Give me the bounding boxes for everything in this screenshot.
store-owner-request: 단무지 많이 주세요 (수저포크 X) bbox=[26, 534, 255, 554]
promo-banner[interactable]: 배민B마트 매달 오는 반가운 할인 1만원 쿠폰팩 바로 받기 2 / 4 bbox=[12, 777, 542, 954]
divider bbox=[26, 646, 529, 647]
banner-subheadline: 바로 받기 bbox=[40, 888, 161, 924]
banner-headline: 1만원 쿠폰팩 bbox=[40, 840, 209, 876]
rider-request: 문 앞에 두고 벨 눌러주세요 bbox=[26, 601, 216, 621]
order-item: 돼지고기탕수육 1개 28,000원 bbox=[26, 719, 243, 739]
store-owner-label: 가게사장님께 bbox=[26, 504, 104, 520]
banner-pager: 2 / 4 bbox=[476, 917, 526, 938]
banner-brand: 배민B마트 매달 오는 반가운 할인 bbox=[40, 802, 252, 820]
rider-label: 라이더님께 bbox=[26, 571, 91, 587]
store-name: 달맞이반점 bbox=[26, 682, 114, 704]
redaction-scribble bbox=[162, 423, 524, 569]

---

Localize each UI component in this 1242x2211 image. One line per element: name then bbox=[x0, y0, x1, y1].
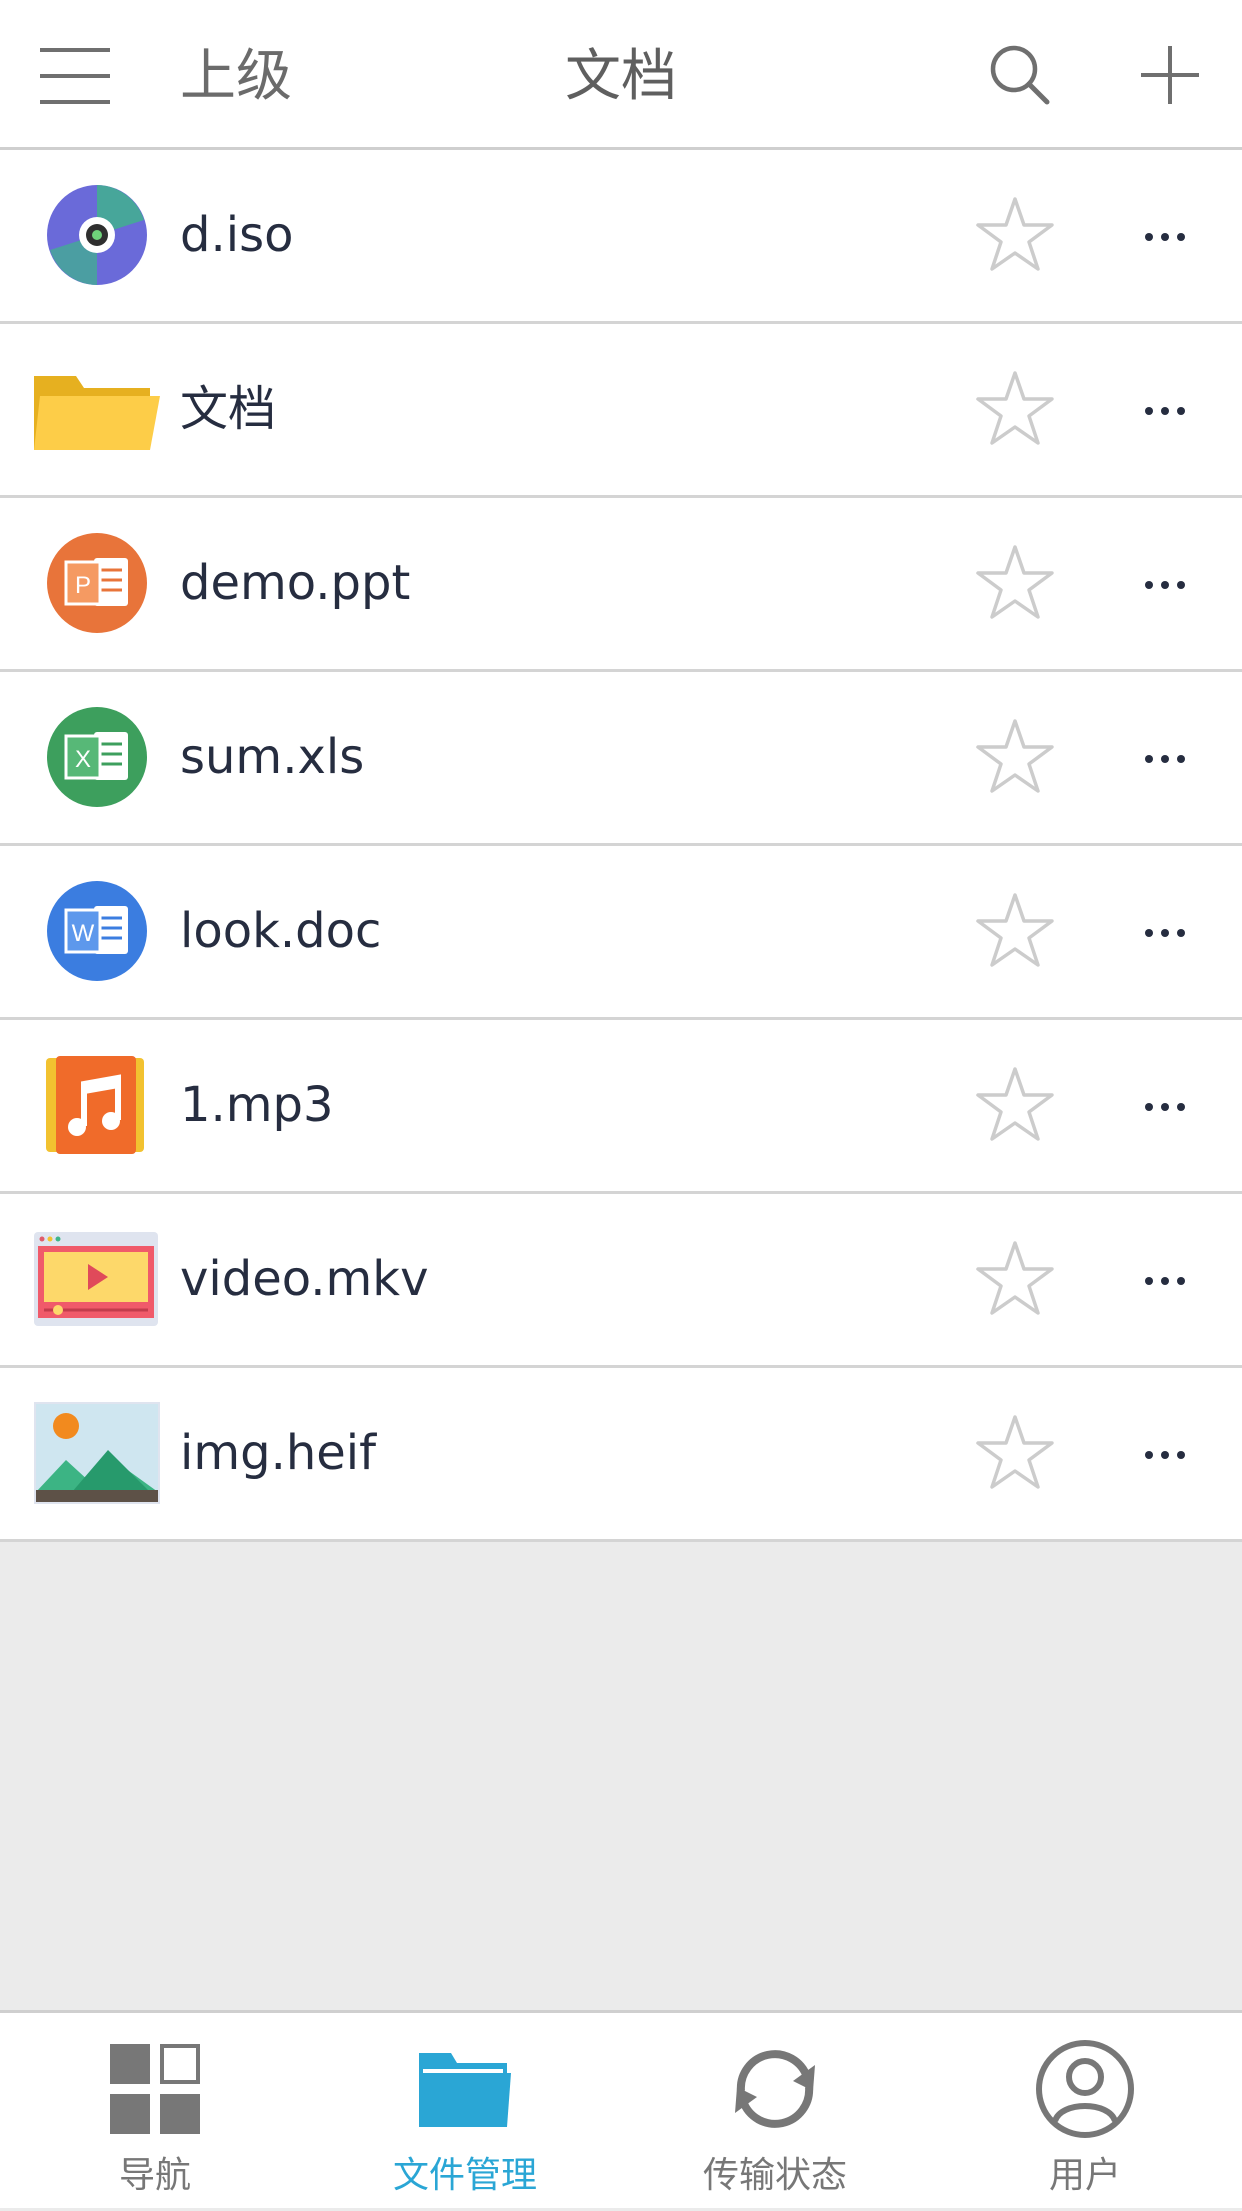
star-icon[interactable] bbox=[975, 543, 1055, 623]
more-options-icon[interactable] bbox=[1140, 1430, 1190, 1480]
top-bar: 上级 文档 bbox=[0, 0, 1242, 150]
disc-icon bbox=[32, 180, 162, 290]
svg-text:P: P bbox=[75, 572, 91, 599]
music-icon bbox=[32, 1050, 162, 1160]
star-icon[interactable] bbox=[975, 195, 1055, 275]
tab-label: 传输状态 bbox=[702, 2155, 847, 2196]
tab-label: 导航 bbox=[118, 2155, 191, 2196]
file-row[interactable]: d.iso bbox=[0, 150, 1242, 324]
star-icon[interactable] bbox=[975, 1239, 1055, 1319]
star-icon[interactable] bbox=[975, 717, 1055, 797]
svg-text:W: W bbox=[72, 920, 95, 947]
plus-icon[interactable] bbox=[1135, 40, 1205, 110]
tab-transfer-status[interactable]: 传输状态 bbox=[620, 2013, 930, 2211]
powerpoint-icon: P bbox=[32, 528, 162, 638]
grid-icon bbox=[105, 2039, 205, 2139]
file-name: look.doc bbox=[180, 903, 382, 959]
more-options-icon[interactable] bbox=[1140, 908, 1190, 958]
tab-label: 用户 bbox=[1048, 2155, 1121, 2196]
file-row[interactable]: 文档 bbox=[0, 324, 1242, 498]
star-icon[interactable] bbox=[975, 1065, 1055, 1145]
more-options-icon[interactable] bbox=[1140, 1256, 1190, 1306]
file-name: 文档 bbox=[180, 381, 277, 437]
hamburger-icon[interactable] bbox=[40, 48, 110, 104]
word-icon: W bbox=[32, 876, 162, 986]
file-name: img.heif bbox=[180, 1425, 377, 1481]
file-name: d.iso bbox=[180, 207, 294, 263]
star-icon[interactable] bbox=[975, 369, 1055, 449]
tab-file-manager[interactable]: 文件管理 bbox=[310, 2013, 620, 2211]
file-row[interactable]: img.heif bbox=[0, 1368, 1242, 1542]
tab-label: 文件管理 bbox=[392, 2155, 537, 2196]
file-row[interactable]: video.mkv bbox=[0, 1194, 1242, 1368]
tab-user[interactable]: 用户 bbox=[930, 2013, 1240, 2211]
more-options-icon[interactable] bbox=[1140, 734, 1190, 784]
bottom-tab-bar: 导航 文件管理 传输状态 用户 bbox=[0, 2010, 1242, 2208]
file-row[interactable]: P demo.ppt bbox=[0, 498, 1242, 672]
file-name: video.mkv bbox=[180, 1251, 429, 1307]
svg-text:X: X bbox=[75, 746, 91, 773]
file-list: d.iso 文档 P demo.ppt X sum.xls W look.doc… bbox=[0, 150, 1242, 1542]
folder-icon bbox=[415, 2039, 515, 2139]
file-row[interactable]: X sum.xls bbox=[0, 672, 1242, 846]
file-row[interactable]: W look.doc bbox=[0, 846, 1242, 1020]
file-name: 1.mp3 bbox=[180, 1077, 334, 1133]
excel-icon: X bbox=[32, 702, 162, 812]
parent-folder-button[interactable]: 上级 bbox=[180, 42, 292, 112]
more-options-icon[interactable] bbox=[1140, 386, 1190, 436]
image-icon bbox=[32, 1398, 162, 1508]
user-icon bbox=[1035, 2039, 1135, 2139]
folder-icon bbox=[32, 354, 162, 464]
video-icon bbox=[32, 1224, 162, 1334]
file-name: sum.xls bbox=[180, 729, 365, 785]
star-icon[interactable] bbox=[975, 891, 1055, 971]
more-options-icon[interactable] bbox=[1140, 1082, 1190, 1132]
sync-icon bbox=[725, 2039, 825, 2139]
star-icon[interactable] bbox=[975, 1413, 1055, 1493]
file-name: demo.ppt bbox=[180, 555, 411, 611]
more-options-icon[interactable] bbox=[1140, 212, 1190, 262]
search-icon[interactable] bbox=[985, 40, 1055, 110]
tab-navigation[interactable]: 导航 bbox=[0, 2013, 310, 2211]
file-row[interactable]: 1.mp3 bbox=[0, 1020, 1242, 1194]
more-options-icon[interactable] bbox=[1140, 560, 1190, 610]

**EXERCISE GOAL:** In the data, rewrite the lines from the one containing "Give me the" through the one containing "redaction-scribble bbox=[162, 423, 524, 569]", inclusive, switching "banner-pager" to "banner-indicator" and keeping everything else the same.

**FULL ANSWER:**
Give me the bounding boxes for everything in this screenshot.
store-owner-request: 단무지 많이 주세요 (수저포크 X) bbox=[26, 534, 255, 554]
promo-banner[interactable]: 배민B마트 매달 오는 반가운 할인 1만원 쿠폰팩 바로 받기 2 / 4 bbox=[12, 777, 542, 954]
divider bbox=[26, 646, 529, 647]
banner-subheadline: 바로 받기 bbox=[40, 888, 161, 924]
banner-headline: 1만원 쿠폰팩 bbox=[40, 840, 209, 876]
rider-request: 문 앞에 두고 벨 눌러주세요 bbox=[26, 601, 216, 621]
order-item: 돼지고기탕수육 1개 28,000원 bbox=[26, 719, 243, 739]
store-owner-label: 가게사장님께 bbox=[26, 504, 104, 520]
banner-indicator: 2 / 4 bbox=[476, 917, 526, 938]
banner-brand: 배민B마트 매달 오는 반가운 할인 bbox=[40, 802, 252, 820]
rider-label: 라이더님께 bbox=[26, 571, 91, 587]
store-name: 달맞이반점 bbox=[26, 682, 114, 704]
redaction-scribble bbox=[162, 423, 524, 569]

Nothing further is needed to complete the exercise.